-- start ENTRIES PROVIDED --

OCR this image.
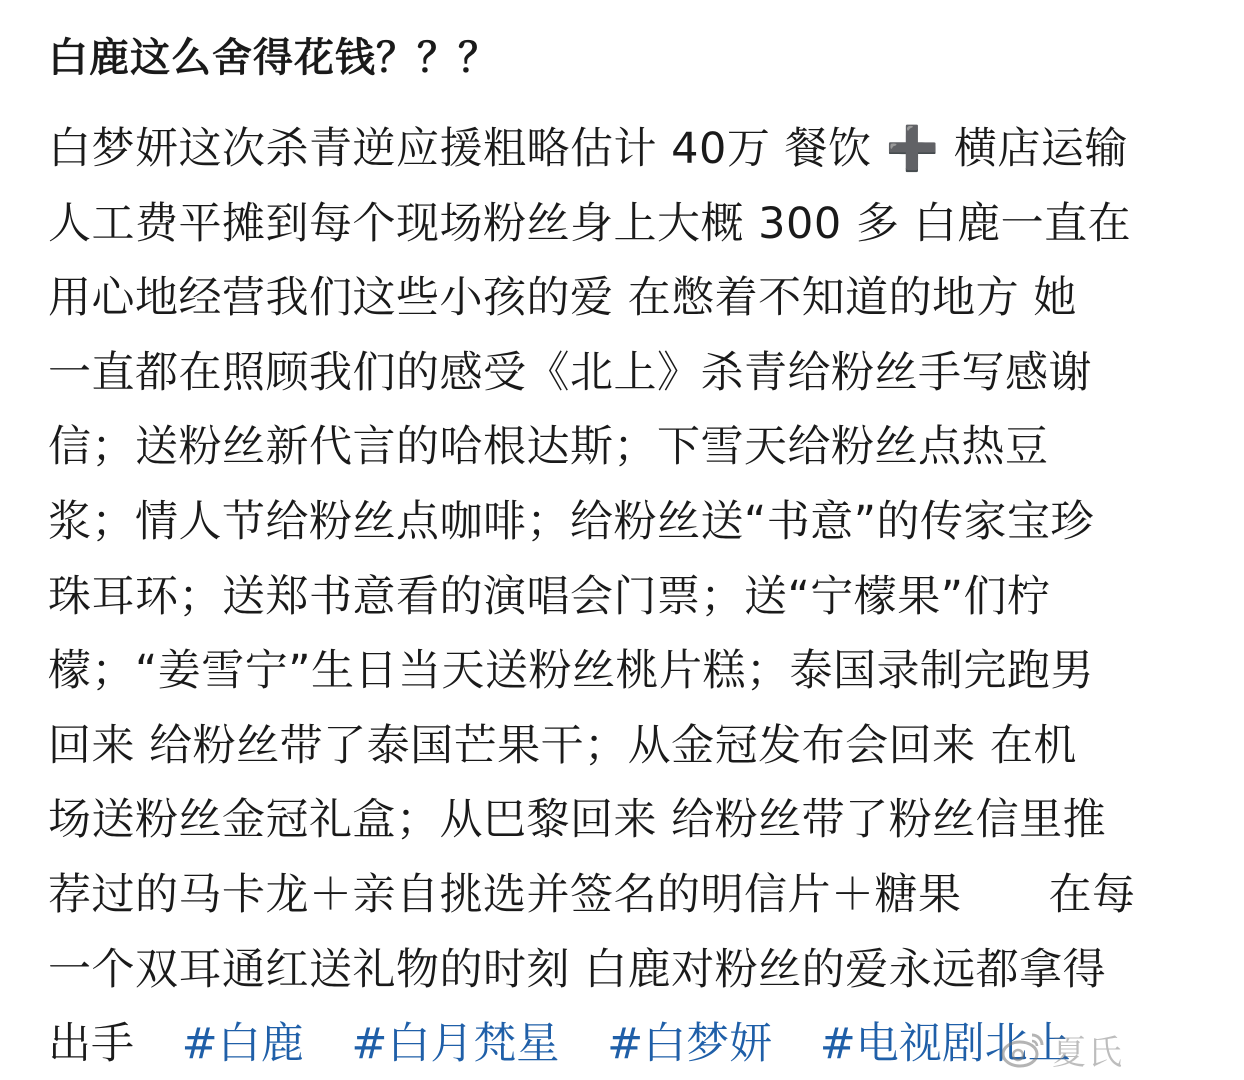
白鹿这么舍得花钱？？？
白梦妍这次杀青逆应援粗略估计 40万 餐饮 ➕ 横店运输
人工费平摊到每个现场粉丝身上大概 300 多 白鹿一直在
用心地经营我们这些小孩的爱 在憋着不知道的地方 她
一直都在照顾我们的感受《北上》杀青给粉丝手写感谢
信；送粉丝新代言的哈根达斯；下雪天给粉丝点热豆
浆；情人节给粉丝点咖啡；给粉丝送“书意”的传家宝珍
珠耳环；送郑书意看的演唱会门票；送“宁檬果”们柠
檬；“姜雪宁”生日当天送粉丝桃片糕；泰国录制完跑男
回来 给粉丝带了泰国芒果干；从金冠发布会回来 在机
场送粉丝金冠礼盒；从巴黎回来 给粉丝带了粉丝信里推
荐过的马卡龙＋亲自挑选并签名的明信片＋糖果　　在每
一个双耳通红送礼物的时刻 白鹿对粉丝的爱永远都拿得
出手 #白鹿 #白月梵星 #白梦妍 #电视剧北上
夏氏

-- end ENTRIES PROVIDED --

--- WHAT YOU HAVE TO DO ---
Make an exact reproduction of the listing above, without any pictures.

--- RESULT OF THE EXERCISE ---
OCR this image.
白鹿这么舍得花钱？？？
白梦妍这次杀青逆应援粗略估计 40万 餐饮 ➕ 横店运输
人工费平摊到每个现场粉丝身上大概 300 多 白鹿一直在
用心地经营我们这些小孩的爱 在憋着不知道的地方 她
一直都在照顾我们的感受《北上》杀青给粉丝手写感谢
信；送粉丝新代言的哈根达斯；下雪天给粉丝点热豆
浆；情人节给粉丝点咖啡；给粉丝送“书意”的传家宝珍
珠耳环；送郑书意看的演唱会门票；送“宁檬果”们柠
檬；“姜雪宁”生日当天送粉丝桃片糕；泰国录制完跑男
回来 给粉丝带了泰国芒果干；从金冠发布会回来 在机
场送粉丝金冠礼盒；从巴黎回来 给粉丝带了粉丝信里推
荐过的马卡龙＋亲自挑选并签名的明信片＋糖果　　在每
一个双耳通红送礼物的时刻 白鹿对粉丝的爱永远都拿得
出手 #白鹿 #白月梵星 #白梦妍 #电视剧北上
夏氏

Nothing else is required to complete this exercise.